■ **Written task**
Locate the string "screenshot" in the records below. Copy every line where it occurs.

Stored data entries:

— begin —

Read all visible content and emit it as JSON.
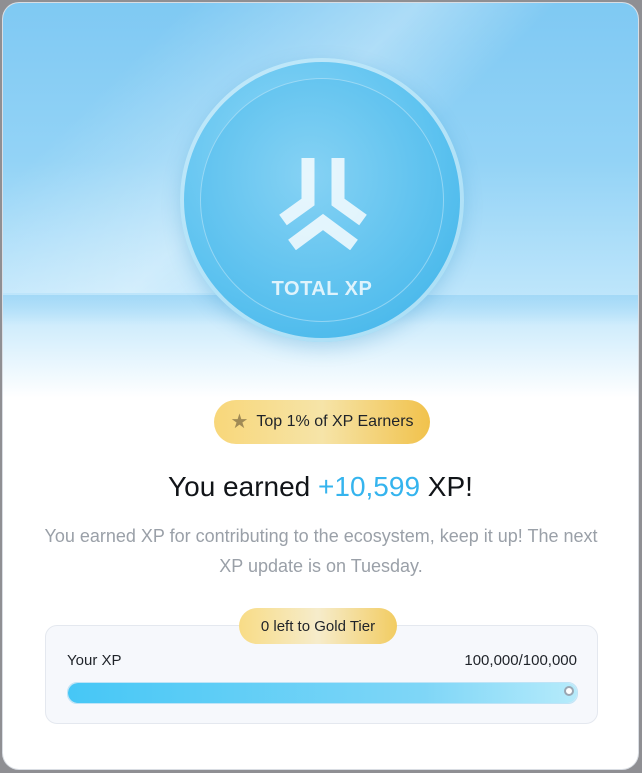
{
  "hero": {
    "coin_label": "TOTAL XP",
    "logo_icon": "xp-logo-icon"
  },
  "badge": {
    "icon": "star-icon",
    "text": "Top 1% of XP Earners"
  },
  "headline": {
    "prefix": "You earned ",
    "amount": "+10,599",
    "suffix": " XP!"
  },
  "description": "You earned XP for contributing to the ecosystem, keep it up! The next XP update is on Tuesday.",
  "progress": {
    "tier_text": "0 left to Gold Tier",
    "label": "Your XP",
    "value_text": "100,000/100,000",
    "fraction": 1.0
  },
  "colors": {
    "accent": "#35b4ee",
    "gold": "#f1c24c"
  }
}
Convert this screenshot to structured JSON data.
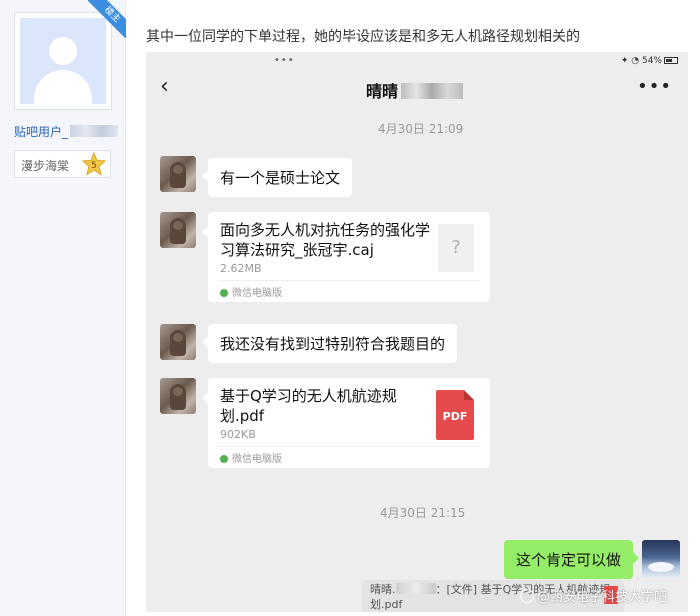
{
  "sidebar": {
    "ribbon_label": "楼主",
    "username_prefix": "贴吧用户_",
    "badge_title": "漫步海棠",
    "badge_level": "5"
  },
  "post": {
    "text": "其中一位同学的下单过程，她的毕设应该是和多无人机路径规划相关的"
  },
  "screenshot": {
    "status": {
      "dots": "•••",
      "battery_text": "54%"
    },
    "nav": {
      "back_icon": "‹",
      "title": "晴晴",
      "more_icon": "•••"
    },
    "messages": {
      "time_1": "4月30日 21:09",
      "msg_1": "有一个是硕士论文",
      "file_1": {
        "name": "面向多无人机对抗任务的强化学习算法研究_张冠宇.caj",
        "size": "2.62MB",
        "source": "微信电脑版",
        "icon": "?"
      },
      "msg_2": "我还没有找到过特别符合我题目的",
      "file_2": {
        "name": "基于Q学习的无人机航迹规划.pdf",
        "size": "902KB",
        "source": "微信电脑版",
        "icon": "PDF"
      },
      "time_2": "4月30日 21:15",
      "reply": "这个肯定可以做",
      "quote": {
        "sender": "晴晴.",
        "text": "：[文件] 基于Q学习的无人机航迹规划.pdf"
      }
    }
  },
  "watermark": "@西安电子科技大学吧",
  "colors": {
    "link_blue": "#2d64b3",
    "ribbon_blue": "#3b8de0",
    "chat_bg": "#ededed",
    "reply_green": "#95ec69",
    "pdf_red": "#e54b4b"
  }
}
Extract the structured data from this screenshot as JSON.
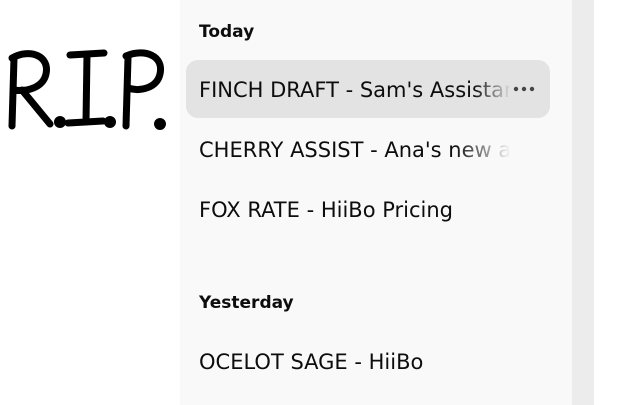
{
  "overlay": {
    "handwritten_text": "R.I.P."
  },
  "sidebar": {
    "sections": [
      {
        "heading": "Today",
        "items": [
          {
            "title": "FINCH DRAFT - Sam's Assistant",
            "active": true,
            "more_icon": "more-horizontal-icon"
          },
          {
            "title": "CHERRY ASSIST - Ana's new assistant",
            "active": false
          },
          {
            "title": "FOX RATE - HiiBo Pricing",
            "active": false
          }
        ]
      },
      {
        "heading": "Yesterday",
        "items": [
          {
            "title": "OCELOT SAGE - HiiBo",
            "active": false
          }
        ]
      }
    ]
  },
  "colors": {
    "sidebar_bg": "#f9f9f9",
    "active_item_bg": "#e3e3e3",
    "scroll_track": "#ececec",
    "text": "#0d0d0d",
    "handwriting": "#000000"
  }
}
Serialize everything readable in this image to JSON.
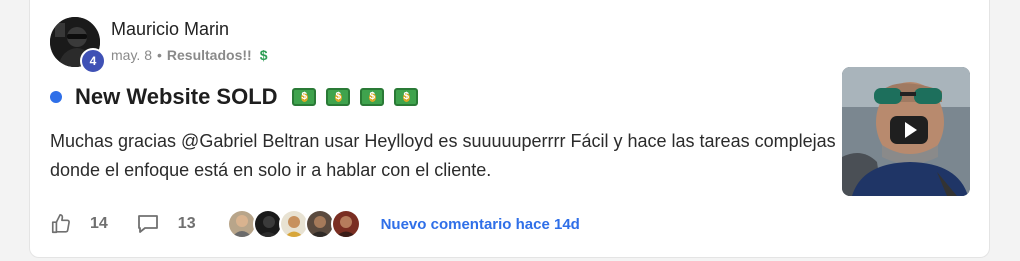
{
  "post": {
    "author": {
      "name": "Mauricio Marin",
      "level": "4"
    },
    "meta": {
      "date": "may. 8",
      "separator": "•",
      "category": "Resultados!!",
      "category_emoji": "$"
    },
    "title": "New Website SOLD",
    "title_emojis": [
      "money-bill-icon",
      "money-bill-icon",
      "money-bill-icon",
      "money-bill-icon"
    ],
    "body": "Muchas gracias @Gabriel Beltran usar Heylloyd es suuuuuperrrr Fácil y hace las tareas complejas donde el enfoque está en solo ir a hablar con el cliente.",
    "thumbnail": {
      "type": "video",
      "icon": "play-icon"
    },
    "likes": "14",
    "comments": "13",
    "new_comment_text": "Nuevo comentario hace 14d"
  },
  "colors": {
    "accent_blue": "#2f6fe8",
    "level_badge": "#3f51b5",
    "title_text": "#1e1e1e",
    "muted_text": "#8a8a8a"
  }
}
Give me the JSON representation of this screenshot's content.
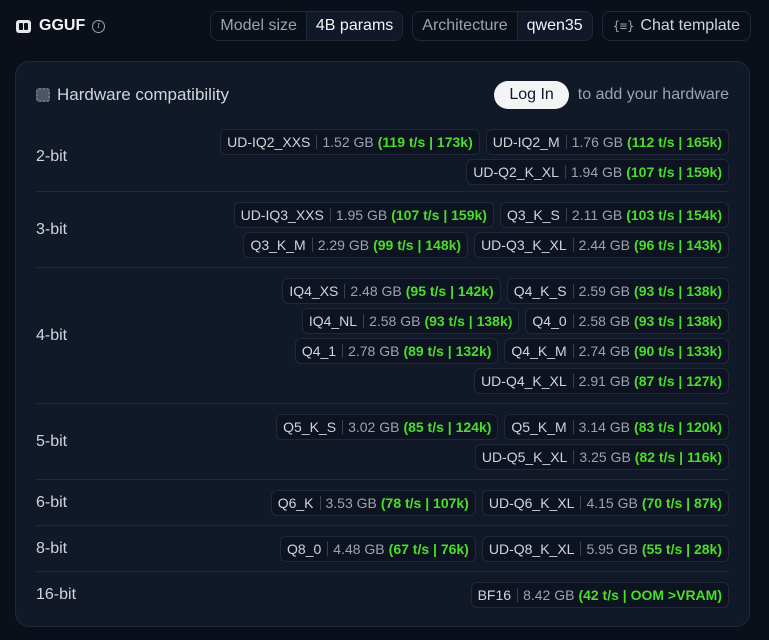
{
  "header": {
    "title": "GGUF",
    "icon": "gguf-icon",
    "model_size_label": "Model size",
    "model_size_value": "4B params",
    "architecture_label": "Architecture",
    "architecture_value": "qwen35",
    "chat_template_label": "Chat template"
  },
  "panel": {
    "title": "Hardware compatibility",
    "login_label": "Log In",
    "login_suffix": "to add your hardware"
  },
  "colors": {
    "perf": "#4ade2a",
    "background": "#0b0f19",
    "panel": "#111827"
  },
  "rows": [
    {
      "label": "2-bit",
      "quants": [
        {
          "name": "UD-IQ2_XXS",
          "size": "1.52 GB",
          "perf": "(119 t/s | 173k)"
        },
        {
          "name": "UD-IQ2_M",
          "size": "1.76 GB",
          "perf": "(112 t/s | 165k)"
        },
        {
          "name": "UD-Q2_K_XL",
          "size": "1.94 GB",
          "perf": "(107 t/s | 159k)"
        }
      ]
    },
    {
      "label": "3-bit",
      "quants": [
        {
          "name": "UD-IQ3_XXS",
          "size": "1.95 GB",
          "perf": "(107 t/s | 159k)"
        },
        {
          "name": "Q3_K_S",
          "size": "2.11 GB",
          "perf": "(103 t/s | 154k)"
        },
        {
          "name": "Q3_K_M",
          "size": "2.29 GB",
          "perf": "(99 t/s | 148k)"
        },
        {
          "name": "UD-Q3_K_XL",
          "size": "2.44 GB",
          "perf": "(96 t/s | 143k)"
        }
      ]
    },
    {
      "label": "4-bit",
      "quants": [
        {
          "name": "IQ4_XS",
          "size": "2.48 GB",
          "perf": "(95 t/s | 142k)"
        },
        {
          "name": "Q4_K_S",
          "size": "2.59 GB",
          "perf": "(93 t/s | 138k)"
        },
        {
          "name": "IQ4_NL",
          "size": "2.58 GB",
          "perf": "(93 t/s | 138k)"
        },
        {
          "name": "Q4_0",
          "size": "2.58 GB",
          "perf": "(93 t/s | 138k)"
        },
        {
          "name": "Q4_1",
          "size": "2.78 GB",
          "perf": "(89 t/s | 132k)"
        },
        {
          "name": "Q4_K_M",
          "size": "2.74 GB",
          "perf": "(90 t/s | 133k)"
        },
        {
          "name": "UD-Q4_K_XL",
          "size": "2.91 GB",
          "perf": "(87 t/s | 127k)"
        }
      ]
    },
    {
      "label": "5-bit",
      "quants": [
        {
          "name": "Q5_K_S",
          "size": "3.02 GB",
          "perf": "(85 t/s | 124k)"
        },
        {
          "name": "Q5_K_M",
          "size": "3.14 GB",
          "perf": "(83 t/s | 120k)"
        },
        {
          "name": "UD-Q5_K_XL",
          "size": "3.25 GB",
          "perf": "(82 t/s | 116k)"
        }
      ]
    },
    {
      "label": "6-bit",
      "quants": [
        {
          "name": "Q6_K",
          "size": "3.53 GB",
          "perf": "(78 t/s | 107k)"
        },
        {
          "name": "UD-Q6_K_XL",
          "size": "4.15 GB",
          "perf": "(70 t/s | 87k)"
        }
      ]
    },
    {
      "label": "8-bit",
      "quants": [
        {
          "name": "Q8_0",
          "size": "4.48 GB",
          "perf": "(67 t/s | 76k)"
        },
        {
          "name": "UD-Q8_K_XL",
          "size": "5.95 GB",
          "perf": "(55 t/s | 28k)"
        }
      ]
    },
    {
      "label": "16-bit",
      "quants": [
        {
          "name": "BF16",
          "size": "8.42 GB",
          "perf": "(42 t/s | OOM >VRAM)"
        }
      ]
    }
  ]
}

— end —

■ **Final result**
Convert this screenshot to structured JSON data.
  "screenshot": {
Extract the structured data from this screenshot as JSON.
Give me the JSON representation of this screenshot's content.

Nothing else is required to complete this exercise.